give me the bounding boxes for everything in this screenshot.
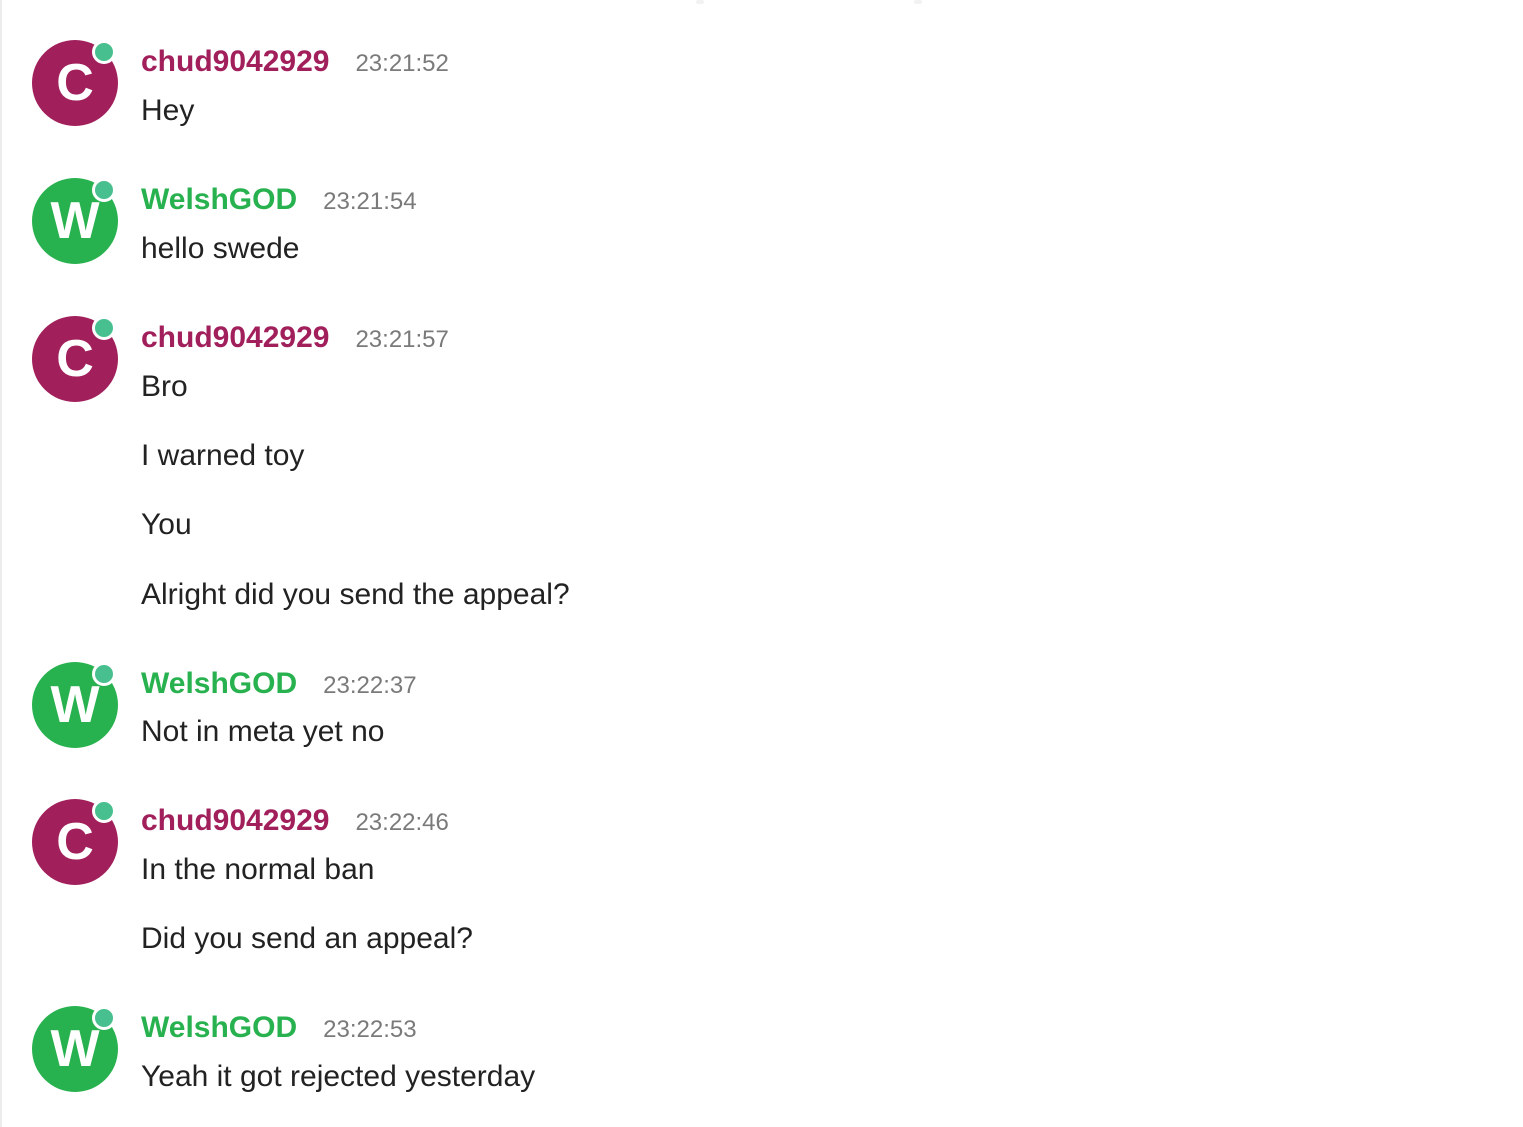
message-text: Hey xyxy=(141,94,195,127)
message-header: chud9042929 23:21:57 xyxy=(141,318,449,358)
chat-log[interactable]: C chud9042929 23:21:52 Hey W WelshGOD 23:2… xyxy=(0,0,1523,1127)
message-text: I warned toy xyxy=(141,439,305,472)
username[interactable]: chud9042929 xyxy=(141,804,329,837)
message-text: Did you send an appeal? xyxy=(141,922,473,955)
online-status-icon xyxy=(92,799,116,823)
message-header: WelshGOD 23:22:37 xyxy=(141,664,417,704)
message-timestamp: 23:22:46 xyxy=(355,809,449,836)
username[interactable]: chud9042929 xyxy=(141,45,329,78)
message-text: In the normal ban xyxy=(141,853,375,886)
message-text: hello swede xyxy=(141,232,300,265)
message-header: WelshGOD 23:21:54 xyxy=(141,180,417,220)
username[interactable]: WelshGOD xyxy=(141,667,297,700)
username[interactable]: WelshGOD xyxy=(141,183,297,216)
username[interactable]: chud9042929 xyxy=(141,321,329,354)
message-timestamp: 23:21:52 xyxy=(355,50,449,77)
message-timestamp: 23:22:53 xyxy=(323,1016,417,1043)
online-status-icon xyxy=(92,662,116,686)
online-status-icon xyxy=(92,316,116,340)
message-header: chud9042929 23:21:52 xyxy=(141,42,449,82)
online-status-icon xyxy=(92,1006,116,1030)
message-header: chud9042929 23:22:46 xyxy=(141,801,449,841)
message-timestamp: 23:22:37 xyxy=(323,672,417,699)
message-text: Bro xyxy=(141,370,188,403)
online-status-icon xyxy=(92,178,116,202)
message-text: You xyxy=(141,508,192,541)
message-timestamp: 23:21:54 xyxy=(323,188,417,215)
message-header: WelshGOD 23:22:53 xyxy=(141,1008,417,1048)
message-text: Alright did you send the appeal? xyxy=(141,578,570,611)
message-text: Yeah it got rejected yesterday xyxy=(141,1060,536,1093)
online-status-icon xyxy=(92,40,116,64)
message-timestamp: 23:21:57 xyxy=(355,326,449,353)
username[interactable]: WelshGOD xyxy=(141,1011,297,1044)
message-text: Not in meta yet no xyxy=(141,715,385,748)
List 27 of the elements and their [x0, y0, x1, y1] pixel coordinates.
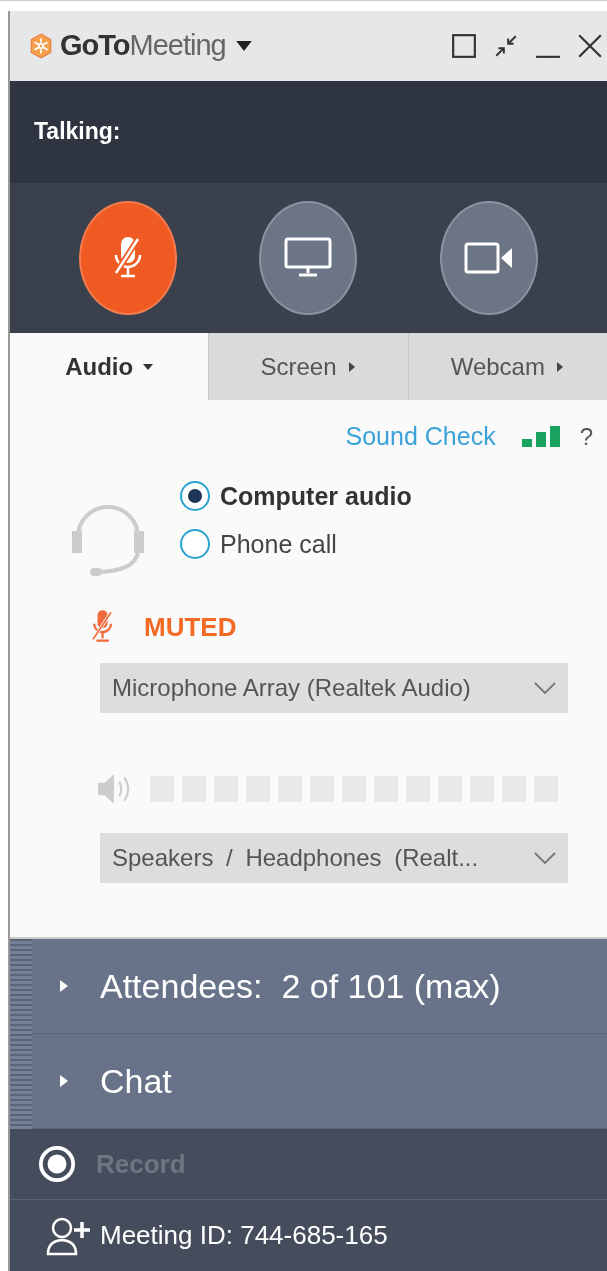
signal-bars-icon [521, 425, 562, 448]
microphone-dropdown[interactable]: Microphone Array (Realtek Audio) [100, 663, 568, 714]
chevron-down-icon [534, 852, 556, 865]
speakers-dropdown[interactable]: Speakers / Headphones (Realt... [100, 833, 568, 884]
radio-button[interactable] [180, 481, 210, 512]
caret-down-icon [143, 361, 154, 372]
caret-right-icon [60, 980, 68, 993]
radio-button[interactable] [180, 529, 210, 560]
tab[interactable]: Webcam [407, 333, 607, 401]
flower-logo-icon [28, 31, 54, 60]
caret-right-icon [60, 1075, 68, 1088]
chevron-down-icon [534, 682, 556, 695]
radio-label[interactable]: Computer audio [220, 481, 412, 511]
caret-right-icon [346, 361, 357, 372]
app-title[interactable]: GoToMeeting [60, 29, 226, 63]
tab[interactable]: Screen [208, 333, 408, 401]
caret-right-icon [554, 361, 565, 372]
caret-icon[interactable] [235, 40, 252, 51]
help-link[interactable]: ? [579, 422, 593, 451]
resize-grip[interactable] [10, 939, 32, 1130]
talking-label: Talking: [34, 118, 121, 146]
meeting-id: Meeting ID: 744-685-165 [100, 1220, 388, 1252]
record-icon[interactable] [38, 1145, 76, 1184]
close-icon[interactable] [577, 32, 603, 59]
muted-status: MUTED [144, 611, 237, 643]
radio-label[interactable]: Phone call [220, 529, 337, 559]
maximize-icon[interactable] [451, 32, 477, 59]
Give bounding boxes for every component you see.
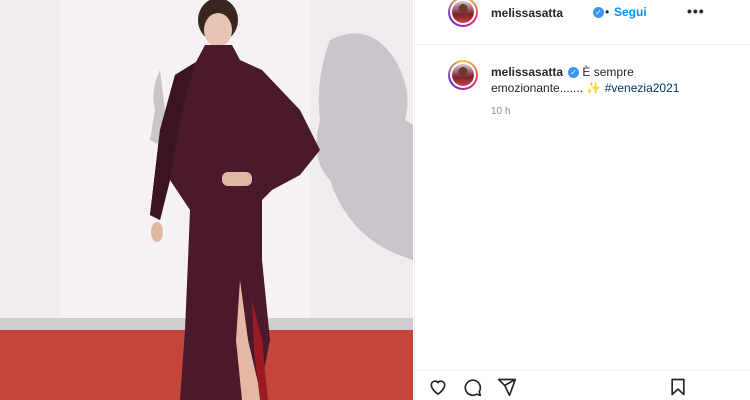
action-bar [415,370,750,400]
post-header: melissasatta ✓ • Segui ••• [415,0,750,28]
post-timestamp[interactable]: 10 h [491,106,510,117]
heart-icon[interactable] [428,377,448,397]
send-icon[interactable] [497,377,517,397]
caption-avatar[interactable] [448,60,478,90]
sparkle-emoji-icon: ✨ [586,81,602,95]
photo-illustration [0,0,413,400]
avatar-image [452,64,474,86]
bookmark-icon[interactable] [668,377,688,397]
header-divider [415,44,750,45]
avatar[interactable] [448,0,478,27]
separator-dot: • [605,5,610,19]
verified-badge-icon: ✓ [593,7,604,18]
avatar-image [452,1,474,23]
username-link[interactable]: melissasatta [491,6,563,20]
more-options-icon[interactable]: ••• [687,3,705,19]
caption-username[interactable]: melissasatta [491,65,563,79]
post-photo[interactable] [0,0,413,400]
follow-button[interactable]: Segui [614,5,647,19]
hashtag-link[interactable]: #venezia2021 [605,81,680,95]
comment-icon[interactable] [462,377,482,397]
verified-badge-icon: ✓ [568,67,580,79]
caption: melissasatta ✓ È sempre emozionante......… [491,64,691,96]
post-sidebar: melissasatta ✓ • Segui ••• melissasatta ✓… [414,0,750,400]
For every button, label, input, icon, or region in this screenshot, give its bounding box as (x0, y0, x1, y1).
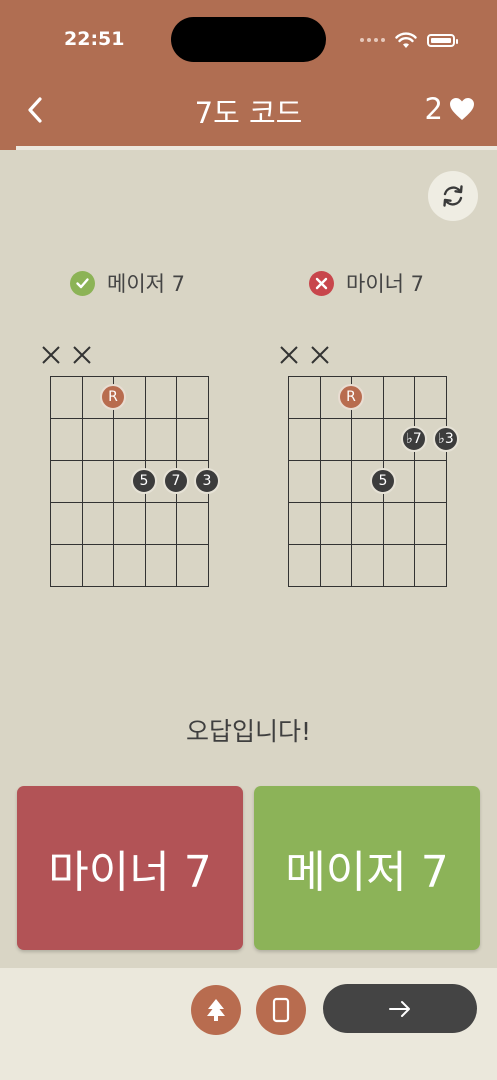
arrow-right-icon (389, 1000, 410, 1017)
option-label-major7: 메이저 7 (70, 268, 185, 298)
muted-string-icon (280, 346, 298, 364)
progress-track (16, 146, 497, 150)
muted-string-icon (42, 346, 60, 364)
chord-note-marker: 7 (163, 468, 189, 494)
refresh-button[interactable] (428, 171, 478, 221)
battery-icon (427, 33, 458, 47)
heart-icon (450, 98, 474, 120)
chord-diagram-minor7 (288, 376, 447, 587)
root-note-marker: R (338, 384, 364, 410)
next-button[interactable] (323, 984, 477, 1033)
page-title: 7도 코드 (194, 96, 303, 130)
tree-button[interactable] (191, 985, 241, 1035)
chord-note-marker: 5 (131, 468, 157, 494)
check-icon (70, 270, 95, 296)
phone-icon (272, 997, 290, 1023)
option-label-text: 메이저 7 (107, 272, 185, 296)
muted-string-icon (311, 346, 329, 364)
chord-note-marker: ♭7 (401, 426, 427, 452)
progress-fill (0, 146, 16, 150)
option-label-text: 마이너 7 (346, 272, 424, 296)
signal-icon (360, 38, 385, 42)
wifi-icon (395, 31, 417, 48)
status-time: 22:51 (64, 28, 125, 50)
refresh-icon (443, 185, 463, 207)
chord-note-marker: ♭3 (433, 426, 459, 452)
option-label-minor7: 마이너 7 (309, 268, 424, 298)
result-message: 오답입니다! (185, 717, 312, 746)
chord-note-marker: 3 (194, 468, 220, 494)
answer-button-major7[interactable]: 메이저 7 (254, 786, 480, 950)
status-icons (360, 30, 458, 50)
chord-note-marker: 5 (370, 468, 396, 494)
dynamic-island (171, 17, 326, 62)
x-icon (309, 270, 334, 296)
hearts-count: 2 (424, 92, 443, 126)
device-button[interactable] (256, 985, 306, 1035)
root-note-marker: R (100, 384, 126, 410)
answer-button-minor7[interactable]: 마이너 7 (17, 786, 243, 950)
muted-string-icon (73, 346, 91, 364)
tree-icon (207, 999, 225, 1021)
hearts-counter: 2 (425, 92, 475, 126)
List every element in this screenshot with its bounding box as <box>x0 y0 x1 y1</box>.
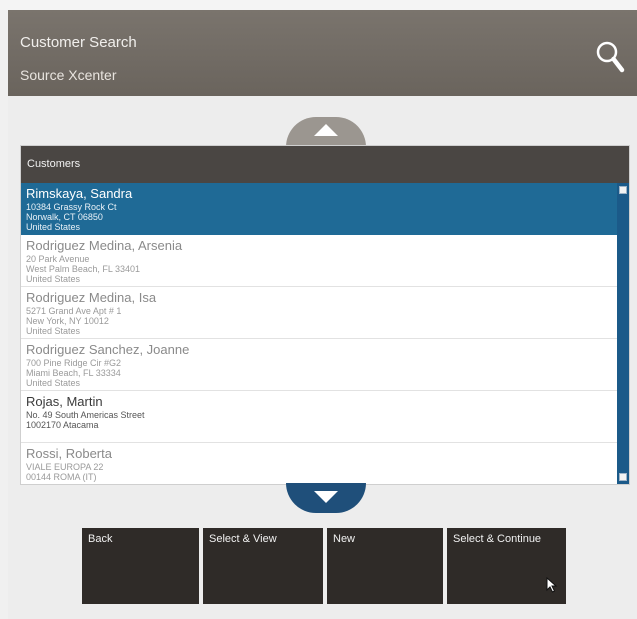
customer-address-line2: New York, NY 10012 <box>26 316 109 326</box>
========================================
• PROBLEM TO WORK ON:
Reproduce all of the records above verbatim, line by line, omitting the pictures.

• PROBLEM SOLUTION:
give me the bounding boxes for everything in this screenshot.
message-text: Hey xyxy=(141,94,195,127)
message-header: chud9042929 23:21:57 xyxy=(141,318,449,358)
chat-log[interactable]: C chud9042929 23:21:52 Hey W WelshGOD 23:2… xyxy=(0,0,1523,1127)
message-text: I warned toy xyxy=(141,439,305,472)
username[interactable]: chud9042929 xyxy=(141,804,329,837)
message-text: Did you send an appeal? xyxy=(141,922,473,955)
online-status-icon xyxy=(92,799,116,823)
message-header: WelshGOD 23:22:37 xyxy=(141,664,417,704)
message-timestamp: 23:22:46 xyxy=(355,809,449,836)
username[interactable]: chud9042929 xyxy=(141,45,329,78)
message-text: In the normal ban xyxy=(141,853,375,886)
message-text: hello swede xyxy=(141,232,300,265)
message-header: WelshGOD 23:21:54 xyxy=(141,180,417,220)
username[interactable]: WelshGOD xyxy=(141,667,297,700)
username[interactable]: WelshGOD xyxy=(141,183,297,216)
username[interactable]: chud9042929 xyxy=(141,321,329,354)
message-timestamp: 23:21:52 xyxy=(355,50,449,77)
message-timestamp: 23:22:53 xyxy=(323,1016,417,1043)
online-status-icon xyxy=(92,662,116,686)
online-status-icon xyxy=(92,316,116,340)
message-header: chud9042929 23:21:52 xyxy=(141,42,449,82)
online-status-icon xyxy=(92,1006,116,1030)
message-header: chud9042929 23:22:46 xyxy=(141,801,449,841)
message-timestamp: 23:22:37 xyxy=(323,672,417,699)
message-text: Bro xyxy=(141,370,188,403)
online-status-icon xyxy=(92,178,116,202)
message-text: You xyxy=(141,508,192,541)
message-timestamp: 23:21:54 xyxy=(323,188,417,215)
message-header: WelshGOD 23:22:53 xyxy=(141,1008,417,1048)
message-text: Alright did you send the appeal? xyxy=(141,578,570,611)
message-text: Yeah it got rejected yesterday xyxy=(141,1060,536,1093)
online-status-icon xyxy=(92,40,116,64)
message-timestamp: 23:21:57 xyxy=(355,326,449,353)
username[interactable]: WelshGOD xyxy=(141,1011,297,1044)
message-text: Not in meta yet no xyxy=(141,715,385,748)
List 27 of the elements and their [x0, y0, x1, y1] pixel coordinates.
signal-bars-icon [521, 425, 562, 448]
microphone-dropdown[interactable]: Microphone Array (Realtek Audio) [100, 663, 568, 714]
chevron-down-icon [534, 852, 556, 865]
speakers-dropdown[interactable]: Speakers / Headphones (Realt... [100, 833, 568, 884]
radio-button[interactable] [180, 481, 210, 512]
caret-down-icon [143, 361, 154, 372]
caret-right-icon [60, 980, 68, 993]
radio-button[interactable] [180, 529, 210, 560]
tab[interactable]: Webcam [407, 333, 607, 401]
flower-logo-icon [28, 31, 54, 60]
caret-right-icon [60, 1075, 68, 1088]
chevron-down-icon [534, 682, 556, 695]
radio-label[interactable]: Computer audio [220, 481, 412, 511]
caret-right-icon [346, 361, 357, 372]
app-title[interactable]: GoToMeeting [60, 29, 226, 63]
tab[interactable]: Screen [208, 333, 408, 401]
caret-right-icon [554, 361, 565, 372]
caret-icon[interactable] [235, 40, 252, 51]
help-link[interactable]: ? [579, 422, 593, 451]
resize-grip[interactable] [10, 939, 32, 1130]
talking-label: Talking: [34, 118, 121, 146]
meeting-id: Meeting ID: 744-685-165 [100, 1220, 388, 1252]
record-icon[interactable] [38, 1145, 76, 1184]
close-icon[interactable] [577, 32, 603, 59]
muted-status: MUTED [144, 611, 237, 643]
radio-label[interactable]: Phone call [220, 529, 337, 559]
maximize-icon[interactable] [451, 32, 477, 59]
Give bounding boxes for every component you see.
action-bar [415,370,750,400]
post-header: melissasatta ✓ • Segui ••• [415,0,750,28]
post-timestamp[interactable]: 10 h [491,106,510,117]
heart-icon[interactable] [428,377,448,397]
send-icon[interactable] [497,377,517,397]
caption-avatar[interactable] [448,60,478,90]
sparkle-emoji-icon: ✨ [586,81,602,95]
photo-illustration [0,0,413,400]
avatar-image [452,64,474,86]
bookmark-icon[interactable] [668,377,688,397]
header-divider [415,44,750,45]
avatar[interactable] [448,0,478,27]
separator-dot: • [605,5,610,19]
verified-badge-icon: ✓ [593,7,604,18]
avatar-image [452,1,474,23]
username-link[interactable]: melissasatta [491,6,563,20]
more-options-icon[interactable]: ••• [687,3,705,19]
caption-username[interactable]: melissasatta [491,65,563,79]
post-photo[interactable] [0,0,413,400]
follow-button[interactable]: Segui [614,5,647,19]
hashtag-link[interactable]: #venezia2021 [605,81,680,95]
comment-icon[interactable] [462,377,482,397]
verified-badge-icon: ✓ [568,67,580,79]
caption: melissasatta ✓ È sempre emozionante......… [491,64,691,96]
post-sidebar: melissasatta ✓ • Segui ••• melissasatta ✓… [414,0,750,400]
For every button, label, input, icon, or region in this screenshot, give its bounding box as (x0, y0, x1, y1).
arrow-right-icon (389, 1000, 410, 1017)
option-label-major7: 메이저 7 (70, 268, 185, 298)
muted-string-icon (280, 346, 298, 364)
progress-track (16, 146, 497, 150)
muted-string-icon (42, 346, 60, 364)
chord-note-marker: 7 (163, 468, 189, 494)
refresh-button[interactable] (428, 171, 478, 221)
battery-icon (427, 33, 458, 47)
heart-icon (450, 98, 474, 120)
chord-diagram-minor7 (288, 376, 447, 587)
root-note-marker: R (338, 384, 364, 410)
next-button[interactable] (323, 984, 477, 1033)
page-title: 7도 코드 (194, 96, 303, 130)
tree-button[interactable] (191, 985, 241, 1035)
chord-note-marker: 5 (131, 468, 157, 494)
check-icon (70, 270, 95, 296)
phone-icon (272, 997, 290, 1023)
option-label-text: 메이저 7 (107, 272, 185, 296)
muted-string-icon (311, 346, 329, 364)
chord-note-marker: ♭7 (401, 426, 427, 452)
progress-fill (0, 146, 16, 150)
option-label-text: 마이너 7 (346, 272, 424, 296)
signal-icon (360, 38, 385, 42)
wifi-icon (395, 31, 417, 48)
status-time: 22:51 (64, 28, 125, 50)
refresh-icon (443, 185, 463, 207)
chord-note-marker: ♭3 (433, 426, 459, 452)
option-label-minor7: 마이너 7 (309, 268, 424, 298)
result-message: 오답입니다! (185, 717, 312, 746)
chord-note-marker: 3 (194, 468, 220, 494)
answer-button-major7[interactable]: 메이저 7 (254, 786, 480, 950)
status-icons (360, 30, 458, 50)
chord-note-marker: 5 (370, 468, 396, 494)
dynamic-island (171, 17, 326, 62)
x-icon (309, 270, 334, 296)
hearts-count: 2 (424, 92, 443, 126)
device-button[interactable] (256, 985, 306, 1035)
root-note-marker: R (100, 384, 126, 410)
answer-button-minor7[interactable]: 마이너 7 (17, 786, 243, 950)
muted-string-icon (73, 346, 91, 364)
tree-icon (207, 999, 225, 1021)
hearts-counter: 2 (425, 92, 475, 126)
List every element in this screenshot with its bounding box as <box>x0 y0 x1 y1</box>.
customer-address-line2: New York, NY 10012 <box>26 316 109 326</box>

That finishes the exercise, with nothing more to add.